**WRITTEN PROBLEM**
Copy out each line in the material below that has the word "Forward".

─── RECORDS FOR THE TASK ───

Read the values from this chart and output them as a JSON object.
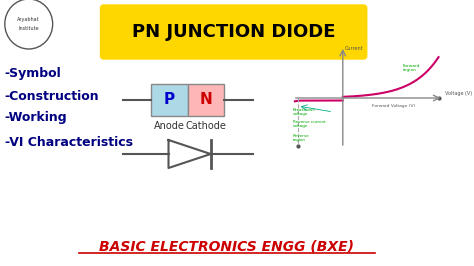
{
  "bg_color": "#ffffff",
  "title_text": "PN JUNCTION DIODE",
  "title_bg": "#FFD700",
  "title_color": "#000000",
  "left_items": [
    "-Symbol",
    "-Construction",
    "-Working",
    "-VI Characteristics"
  ],
  "left_color": "#000080",
  "bottom_text": "BASIC ELECTRONICS ENGG (BXE)",
  "bottom_color": "#cc0000",
  "pn_p_color": "#add8e6",
  "pn_n_color": "#ffb6b6",
  "p_label": "P",
  "n_label": "N",
  "p_label_color": "#0000cc",
  "n_label_color": "#cc0000",
  "anode_label": "Anode",
  "cathode_label": "Cathode",
  "curve_color": "#cc0066",
  "axis_color": "#888888",
  "annotation_color": "#00aa00",
  "forward_region_label": "Forward\nregion",
  "voltage_label": "Voltage (V)",
  "forward_voltage_label": "Forward Voltage (V)",
  "breakdown_voltage_label": "Breakdown\nvoltage",
  "reverse_current_label": "Reverse current\nvoltage",
  "reverse_region_label": "Reverse\nregion",
  "current_label": "Current"
}
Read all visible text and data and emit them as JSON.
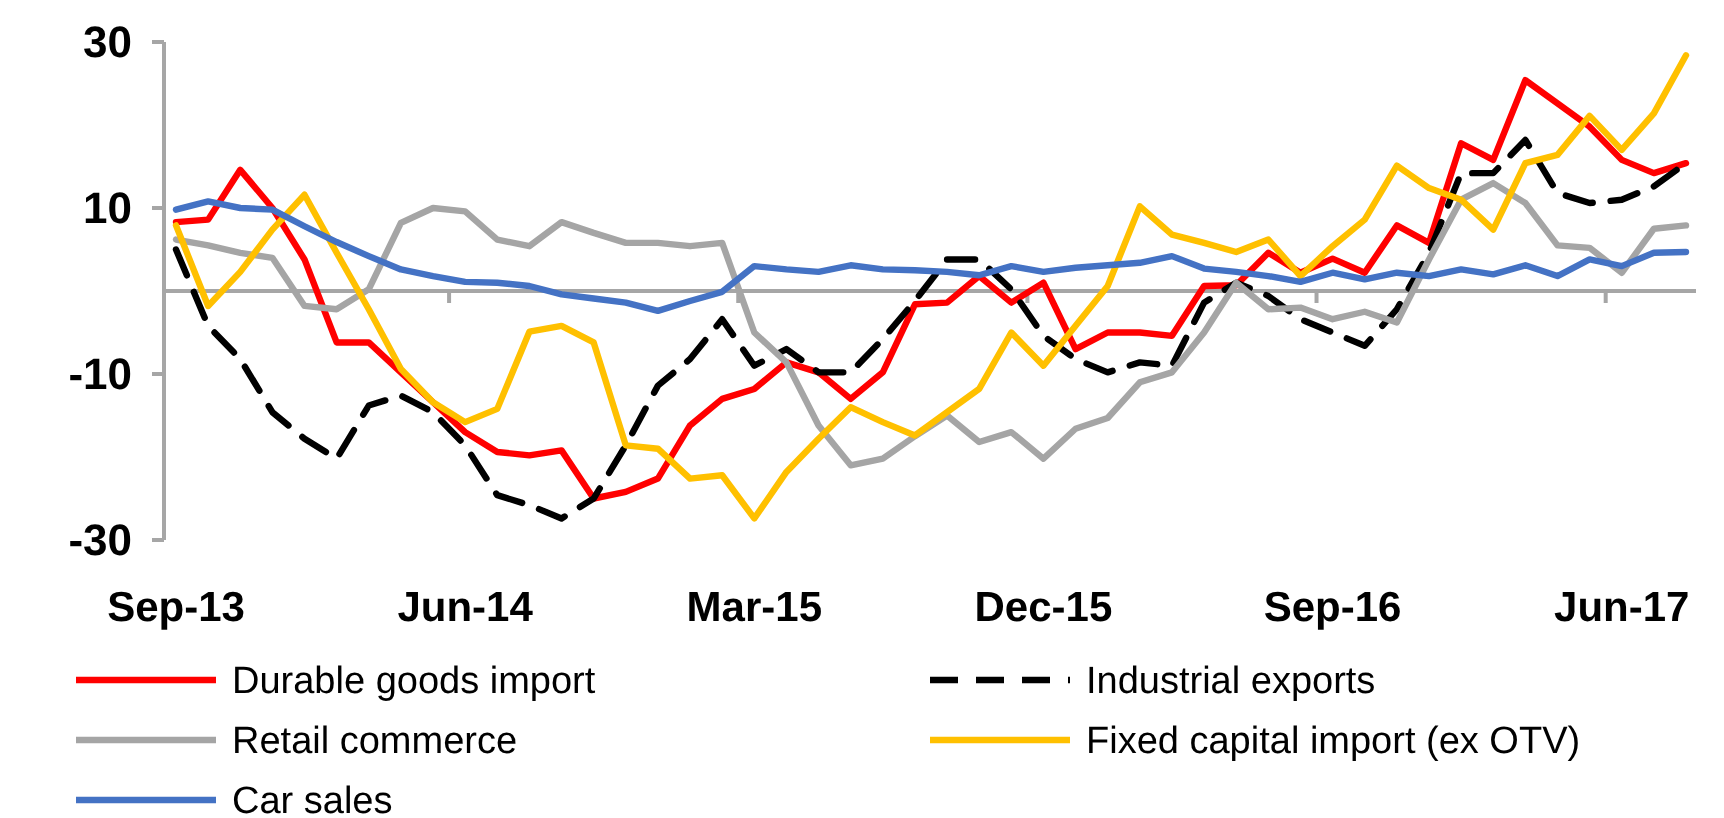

───

**TASK RESULT**
  "forward_region_label": "Forward\nregion",
  "forward_voltage_label": "Forward Voltage (V)",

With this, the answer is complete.